— Begin Record extracts —
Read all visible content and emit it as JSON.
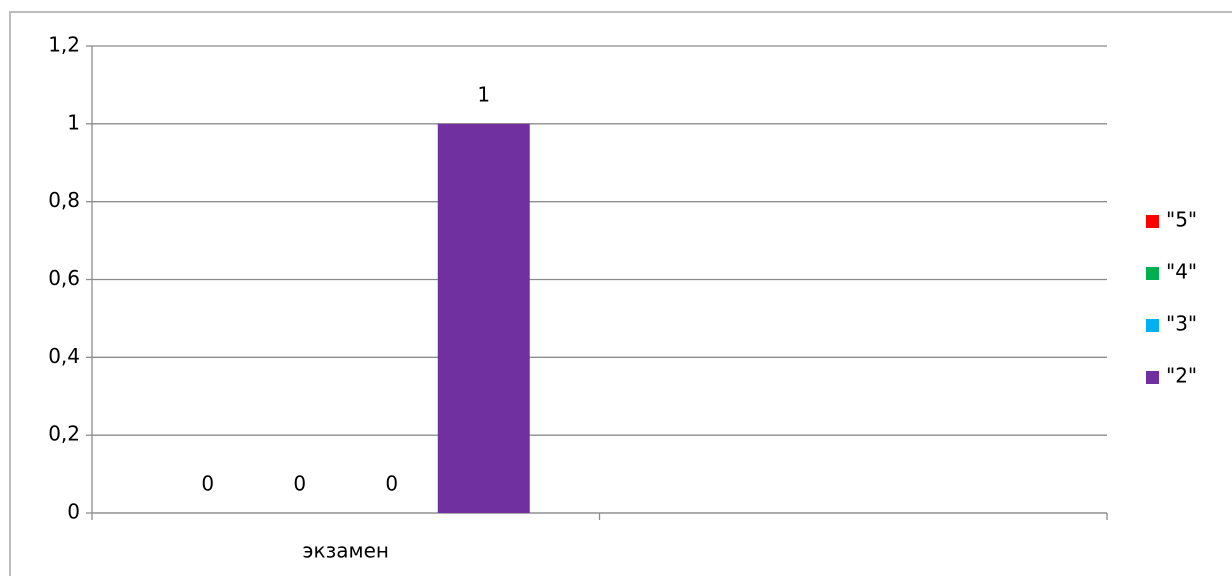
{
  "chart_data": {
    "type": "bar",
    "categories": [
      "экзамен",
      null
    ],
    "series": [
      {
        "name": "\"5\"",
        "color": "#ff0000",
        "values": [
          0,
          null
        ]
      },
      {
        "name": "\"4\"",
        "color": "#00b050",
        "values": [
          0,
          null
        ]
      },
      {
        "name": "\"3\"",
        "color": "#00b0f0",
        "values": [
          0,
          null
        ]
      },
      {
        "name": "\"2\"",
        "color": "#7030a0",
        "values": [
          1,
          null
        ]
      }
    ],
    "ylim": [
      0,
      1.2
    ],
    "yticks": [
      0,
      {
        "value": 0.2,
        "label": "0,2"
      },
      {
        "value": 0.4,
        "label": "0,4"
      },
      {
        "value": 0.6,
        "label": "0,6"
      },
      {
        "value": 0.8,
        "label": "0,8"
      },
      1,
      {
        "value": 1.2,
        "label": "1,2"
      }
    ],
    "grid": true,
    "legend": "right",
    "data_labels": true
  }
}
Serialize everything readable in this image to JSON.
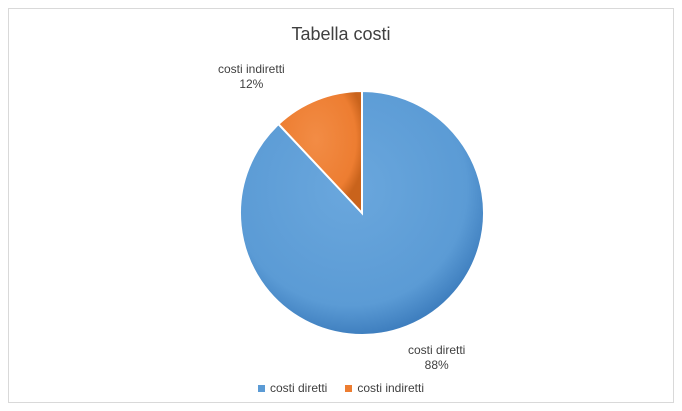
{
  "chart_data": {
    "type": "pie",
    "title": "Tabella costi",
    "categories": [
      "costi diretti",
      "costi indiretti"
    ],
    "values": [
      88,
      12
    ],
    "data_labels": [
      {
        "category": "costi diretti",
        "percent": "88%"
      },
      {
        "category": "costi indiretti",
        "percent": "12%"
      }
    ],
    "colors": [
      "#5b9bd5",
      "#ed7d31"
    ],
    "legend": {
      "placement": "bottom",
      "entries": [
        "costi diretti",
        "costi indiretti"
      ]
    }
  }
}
— End Record extracts —
→ Objective
Every record must be copied exactly, with images dropped from the result.

→ Final result
Read all visible content and emit it as JSON.
{
  "chart_data": {
    "type": "bar",
    "categories": [
      "экзамен",
      null
    ],
    "series": [
      {
        "name": "\"5\"",
        "color": "#ff0000",
        "values": [
          0,
          null
        ]
      },
      {
        "name": "\"4\"",
        "color": "#00b050",
        "values": [
          0,
          null
        ]
      },
      {
        "name": "\"3\"",
        "color": "#00b0f0",
        "values": [
          0,
          null
        ]
      },
      {
        "name": "\"2\"",
        "color": "#7030a0",
        "values": [
          1,
          null
        ]
      }
    ],
    "ylim": [
      0,
      1.2
    ],
    "yticks": [
      0,
      {
        "value": 0.2,
        "label": "0,2"
      },
      {
        "value": 0.4,
        "label": "0,4"
      },
      {
        "value": 0.6,
        "label": "0,6"
      },
      {
        "value": 0.8,
        "label": "0,8"
      },
      1,
      {
        "value": 1.2,
        "label": "1,2"
      }
    ],
    "grid": true,
    "legend": "right",
    "data_labels": true
  }
}
Serialize everything readable in this image to JSON.
{
  "chart_data": {
    "type": "pie",
    "title": "Tabella costi",
    "categories": [
      "costi diretti",
      "costi indiretti"
    ],
    "values": [
      88,
      12
    ],
    "data_labels": [
      {
        "category": "costi diretti",
        "percent": "88%"
      },
      {
        "category": "costi indiretti",
        "percent": "12%"
      }
    ],
    "colors": [
      "#5b9bd5",
      "#ed7d31"
    ],
    "legend": {
      "placement": "bottom",
      "entries": [
        "costi diretti",
        "costi indiretti"
      ]
    }
  }
}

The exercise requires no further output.